### Request
Each of the entries should be retyped precisely as it appears.

== Material for this task ==

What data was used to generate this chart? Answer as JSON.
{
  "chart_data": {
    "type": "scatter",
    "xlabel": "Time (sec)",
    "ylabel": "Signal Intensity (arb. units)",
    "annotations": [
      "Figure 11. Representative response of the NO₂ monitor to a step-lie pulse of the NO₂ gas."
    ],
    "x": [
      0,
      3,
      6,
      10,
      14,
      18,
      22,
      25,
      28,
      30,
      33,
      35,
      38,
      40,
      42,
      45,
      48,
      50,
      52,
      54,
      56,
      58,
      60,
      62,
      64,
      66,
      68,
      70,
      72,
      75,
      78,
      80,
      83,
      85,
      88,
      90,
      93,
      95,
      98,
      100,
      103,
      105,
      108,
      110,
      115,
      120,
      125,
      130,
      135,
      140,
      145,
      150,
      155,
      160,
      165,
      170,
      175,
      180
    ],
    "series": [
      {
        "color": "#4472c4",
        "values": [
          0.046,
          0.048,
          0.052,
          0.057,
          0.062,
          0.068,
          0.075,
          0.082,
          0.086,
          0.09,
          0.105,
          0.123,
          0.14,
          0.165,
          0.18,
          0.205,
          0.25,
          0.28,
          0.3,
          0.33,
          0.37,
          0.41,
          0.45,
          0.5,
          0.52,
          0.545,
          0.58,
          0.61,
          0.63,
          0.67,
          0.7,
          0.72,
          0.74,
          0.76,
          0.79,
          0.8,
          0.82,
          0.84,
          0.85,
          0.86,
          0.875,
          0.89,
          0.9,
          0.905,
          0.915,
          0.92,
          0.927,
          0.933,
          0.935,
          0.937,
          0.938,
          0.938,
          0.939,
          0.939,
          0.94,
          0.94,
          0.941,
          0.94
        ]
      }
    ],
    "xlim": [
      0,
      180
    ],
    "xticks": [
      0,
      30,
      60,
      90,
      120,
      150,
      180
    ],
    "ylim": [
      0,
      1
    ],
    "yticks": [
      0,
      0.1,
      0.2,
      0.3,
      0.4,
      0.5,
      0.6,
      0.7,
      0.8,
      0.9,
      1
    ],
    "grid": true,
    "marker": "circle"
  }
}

===

### Task answer
What data was used to generate this chart? Answer as JSON.
{
  "chart_data": {
    "type": "scatter",
    "xlabel": "Time (sec)",
    "ylabel": "Signal Intensity (arb. units)",
    "annotations": [
      "Figure 11. Representative response of the NO₂ monitor to a step-lie pulse of the NO₂ gas."
    ],
    "x": [
      0,
      3,
      6,
      10,
      14,
      18,
      22,
      25,
      28,
      30,
      33,
      35,
      38,
      40,
      42,
      45,
      48,
      50,
      52,
      54,
      56,
      58,
      60,
      62,
      64,
      66,
      68,
      70,
      72,
      75,
      78,
      80,
      83,
      85,
      88,
      90,
      93,
      95,
      98,
      100,
      103,
      105,
      108,
      110,
      115,
      120,
      125,
      130,
      135,
      140,
      145,
      150,
      155,
      160,
      165,
      170,
      175,
      180
    ],
    "series": [
      {
        "color": "#4472c4",
        "values": [
          0.046,
          0.048,
          0.052,
          0.057,
          0.062,
          0.068,
          0.075,
          0.082,
          0.086,
          0.09,
          0.105,
          0.123,
          0.14,
          0.165,
          0.18,
          0.205,
          0.25,
          0.28,
          0.3,
          0.33,
          0.37,
          0.41,
          0.45,
          0.5,
          0.52,
          0.545,
          0.58,
          0.61,
          0.63,
          0.67,
          0.7,
          0.72,
          0.74,
          0.76,
          0.79,
          0.8,
          0.82,
          0.84,
          0.85,
          0.86,
          0.875,
          0.89,
          0.9,
          0.905,
          0.915,
          0.92,
          0.927,
          0.933,
          0.935,
          0.937,
          0.938,
          0.938,
          0.939,
          0.939,
          0.94,
          0.94,
          0.941,
          0.94
        ]
      }
    ],
    "xlim": [
      0,
      180
    ],
    "xticks": [
      0,
      30,
      60,
      90,
      120,
      150,
      180
    ],
    "ylim": [
      0,
      1
    ],
    "yticks": [
      0,
      0.1,
      0.2,
      0.3,
      0.4,
      0.5,
      0.6,
      0.7,
      0.8,
      0.9,
      1
    ],
    "grid": true,
    "marker": "circle"
  }
}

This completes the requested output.